=== Given request ===
Copy all of the material word for word, except for the pictures.

=== Material ===

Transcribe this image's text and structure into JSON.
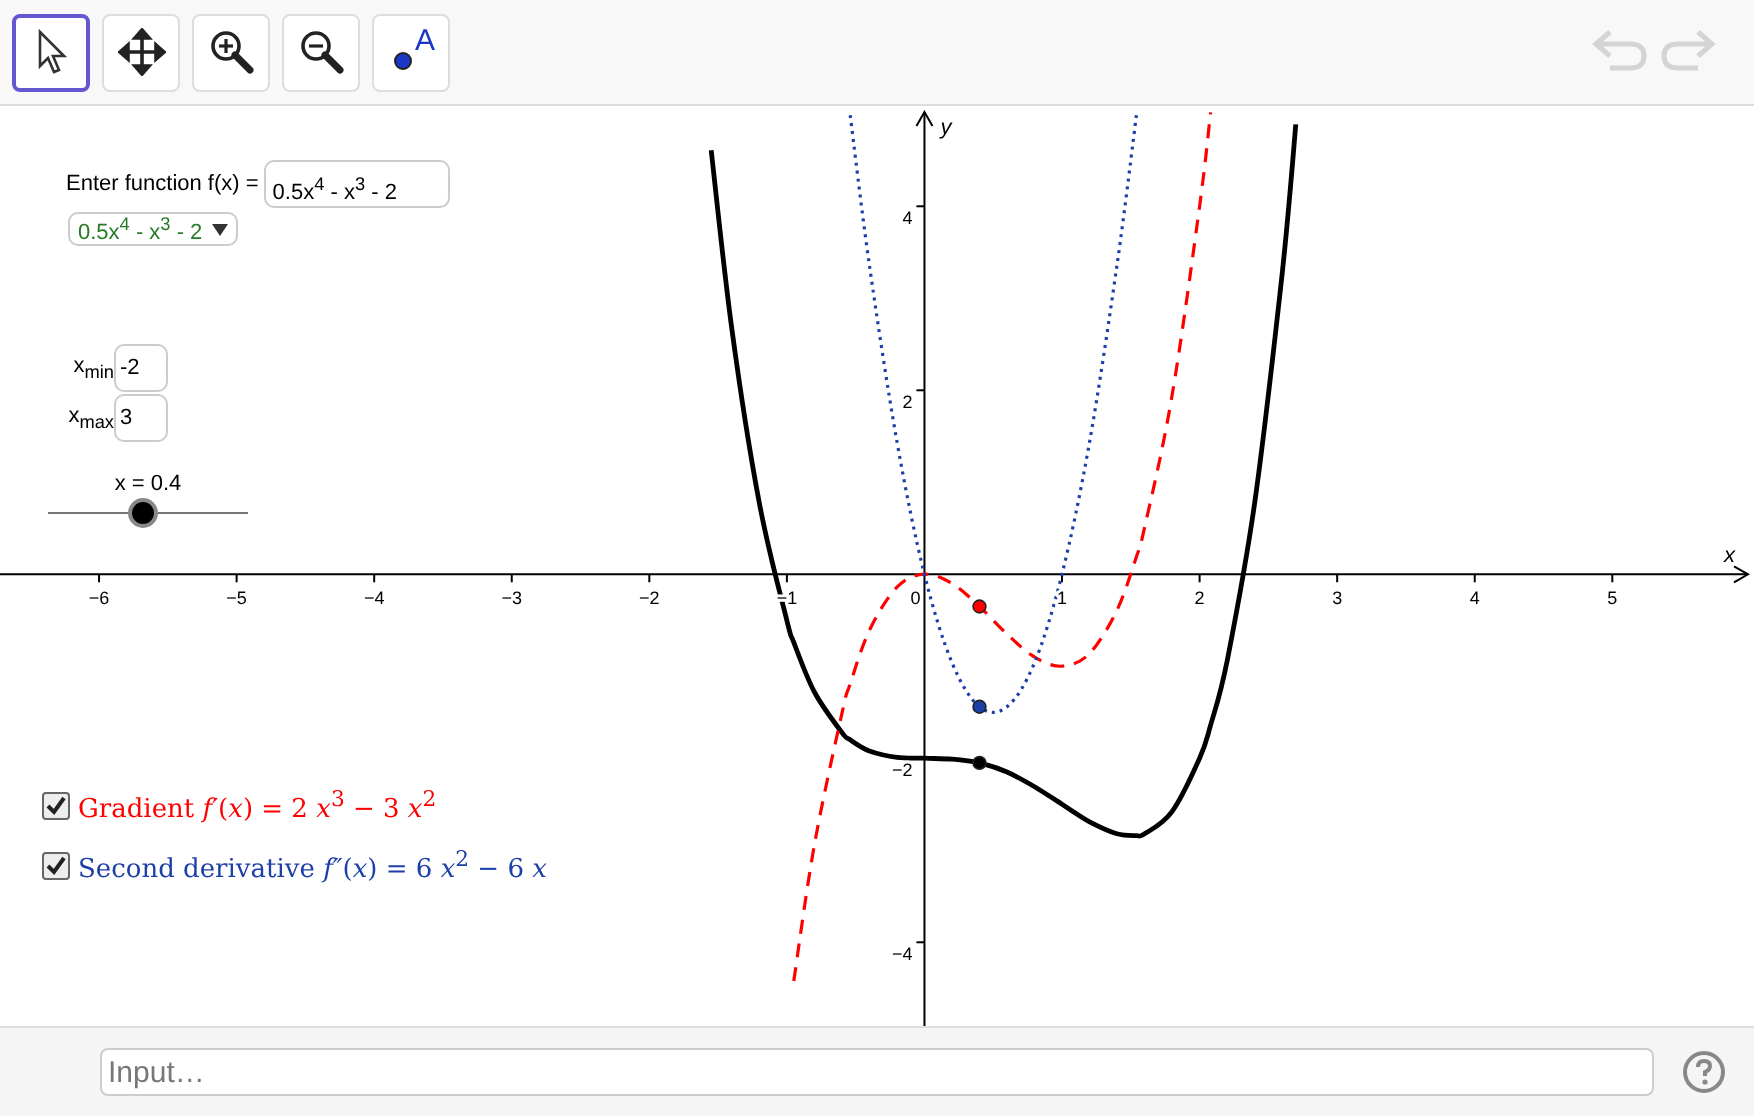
{
  "toolbar": {
    "tools": [
      {
        "kind": "select",
        "selected": true
      },
      {
        "kind": "move",
        "selected": false
      },
      {
        "kind": "zoom-in",
        "selected": false
      },
      {
        "kind": "zoom-out",
        "selected": false
      },
      {
        "kind": "point",
        "label": "A",
        "selected": false
      }
    ],
    "history": [
      {
        "kind": "undo",
        "disabled": true
      },
      {
        "kind": "redo",
        "disabled": true
      }
    ]
  },
  "panel": {
    "function_label": "Enter function f(x) =",
    "function_value": "0.5x$^{4}$ - x$^{3}$ - 2",
    "dropdown": "0.5x$^{4}$ - x$^{3}$ - 2",
    "bounds": [
      {
        "label": "x$_{min}$",
        "value": "-2"
      },
      {
        "label": "x$_{max}$",
        "value": "3"
      }
    ],
    "slider": {
      "label": "x = 0.4",
      "level": 0.48
    },
    "checkboxes": [
      {
        "label": "Gradient *f′*(*x*) = 2 *x*$^{3}$ − 3 *x*$^{2}$",
        "checked": true,
        "color": "#ff0000"
      },
      {
        "label": "Second derivative *f″*(*x*) = 6 *x*$^{2}$ − 6 *x*",
        "checked": true,
        "color": "#1c3fa8"
      }
    ]
  },
  "graph": {
    "chart_data": {
      "type": "line",
      "xlabel": "x",
      "ylabel": "y",
      "x": [
        -1.55,
        -1.4,
        -1.2,
        -1.0,
        -0.95,
        -0.8,
        -0.6,
        -0.54,
        -0.4,
        -0.2,
        0,
        0.2,
        0.4,
        0.6,
        0.8,
        1.0,
        1.2,
        1.4,
        1.54,
        1.6,
        1.8,
        2.0,
        2.08,
        2.2,
        2.4,
        2.6,
        2.7
      ],
      "series": [
        {
          "color": "#000000",
          "line_style": "solid",
          "values": [
            4.61,
            2.67,
            0.77,
            -0.5,
            -0.74,
            -1.28,
            -1.72,
            -1.8,
            -1.92,
            -1.99,
            -2,
            -2.01,
            -2.05,
            -2.15,
            -2.31,
            -2.5,
            -2.69,
            -2.82,
            -2.84,
            -2.82,
            -2.58,
            -2,
            -1.64,
            -0.94,
            0.77,
            3.27,
            4.89
          ]
        },
        {
          "color": "#ff0000",
          "line_style": "dashed",
          "values": [
            null,
            null,
            null,
            null,
            -4.42,
            -2.94,
            -1.51,
            -1.19,
            -0.61,
            -0.14,
            0,
            -0.1,
            -0.35,
            -0.65,
            -0.9,
            -1,
            -0.86,
            -0.39,
            0.19,
            0.51,
            1.94,
            4,
            5.02,
            null,
            null,
            null,
            null
          ]
        },
        {
          "color": "#1c3fa8",
          "line_style": "dotted",
          "values": [
            null,
            null,
            null,
            null,
            null,
            null,
            null,
            4.99,
            3.36,
            1.44,
            0,
            -0.96,
            -1.44,
            -1.44,
            -0.96,
            0,
            1.44,
            3.36,
            4.99,
            null,
            null,
            null,
            null,
            null,
            null,
            null,
            null
          ]
        }
      ],
      "xlim": [
        -6.72,
        6.03
      ],
      "ylim": [
        -4.91,
        5.09
      ],
      "xticks": [
        -6,
        -5,
        -4,
        -3,
        -2,
        -1,
        0,
        1,
        2,
        3,
        4,
        5
      ],
      "yticks": [
        -4,
        -2,
        2,
        4
      ]
    }
  },
  "input_bar": {
    "placeholder": "Input…"
  }
}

=== Result of this exercise ===
Transcribe this image's text and structure into JSON.
{
  "toolbar": {
    "tools": [
      {
        "kind": "select",
        "selected": true
      },
      {
        "kind": "move",
        "selected": false
      },
      {
        "kind": "zoom-in",
        "selected": false
      },
      {
        "kind": "zoom-out",
        "selected": false
      },
      {
        "kind": "point",
        "label": "A",
        "selected": false
      }
    ],
    "history": [
      {
        "kind": "undo",
        "disabled": true
      },
      {
        "kind": "redo",
        "disabled": true
      }
    ]
  },
  "panel": {
    "function_label": "Enter function f(x) =",
    "function_value": "0.5x$^{4}$ - x$^{3}$ - 2",
    "dropdown": "0.5x$^{4}$ - x$^{3}$ - 2",
    "bounds": [
      {
        "label": "x$_{min}$",
        "value": "-2"
      },
      {
        "label": "x$_{max}$",
        "value": "3"
      }
    ],
    "slider": {
      "label": "x = 0.4",
      "level": 0.48
    },
    "checkboxes": [
      {
        "label": "Gradient *f′*(*x*) = 2 *x*$^{3}$ − 3 *x*$^{2}$",
        "checked": true,
        "color": "#ff0000"
      },
      {
        "label": "Second derivative *f″*(*x*) = 6 *x*$^{2}$ − 6 *x*",
        "checked": true,
        "color": "#1c3fa8"
      }
    ]
  },
  "graph": {
    "chart_data": {
      "type": "line",
      "xlabel": "x",
      "ylabel": "y",
      "x": [
        -1.55,
        -1.4,
        -1.2,
        -1.0,
        -0.95,
        -0.8,
        -0.6,
        -0.54,
        -0.4,
        -0.2,
        0,
        0.2,
        0.4,
        0.6,
        0.8,
        1.0,
        1.2,
        1.4,
        1.54,
        1.6,
        1.8,
        2.0,
        2.08,
        2.2,
        2.4,
        2.6,
        2.7
      ],
      "series": [
        {
          "color": "#000000",
          "line_style": "solid",
          "values": [
            4.61,
            2.67,
            0.77,
            -0.5,
            -0.74,
            -1.28,
            -1.72,
            -1.8,
            -1.92,
            -1.99,
            -2,
            -2.01,
            -2.05,
            -2.15,
            -2.31,
            -2.5,
            -2.69,
            -2.82,
            -2.84,
            -2.82,
            -2.58,
            -2,
            -1.64,
            -0.94,
            0.77,
            3.27,
            4.89
          ]
        },
        {
          "color": "#ff0000",
          "line_style": "dashed",
          "values": [
            null,
            null,
            null,
            null,
            -4.42,
            -2.94,
            -1.51,
            -1.19,
            -0.61,
            -0.14,
            0,
            -0.1,
            -0.35,
            -0.65,
            -0.9,
            -1,
            -0.86,
            -0.39,
            0.19,
            0.51,
            1.94,
            4,
            5.02,
            null,
            null,
            null,
            null
          ]
        },
        {
          "color": "#1c3fa8",
          "line_style": "dotted",
          "values": [
            null,
            null,
            null,
            null,
            null,
            null,
            null,
            4.99,
            3.36,
            1.44,
            0,
            -0.96,
            -1.44,
            -1.44,
            -0.96,
            0,
            1.44,
            3.36,
            4.99,
            null,
            null,
            null,
            null,
            null,
            null,
            null,
            null
          ]
        }
      ],
      "xlim": [
        -6.72,
        6.03
      ],
      "ylim": [
        -4.91,
        5.09
      ],
      "xticks": [
        -6,
        -5,
        -4,
        -3,
        -2,
        -1,
        0,
        1,
        2,
        3,
        4,
        5
      ],
      "yticks": [
        -4,
        -2,
        2,
        4
      ]
    }
  },
  "input_bar": {
    "placeholder": "Input…"
  }
}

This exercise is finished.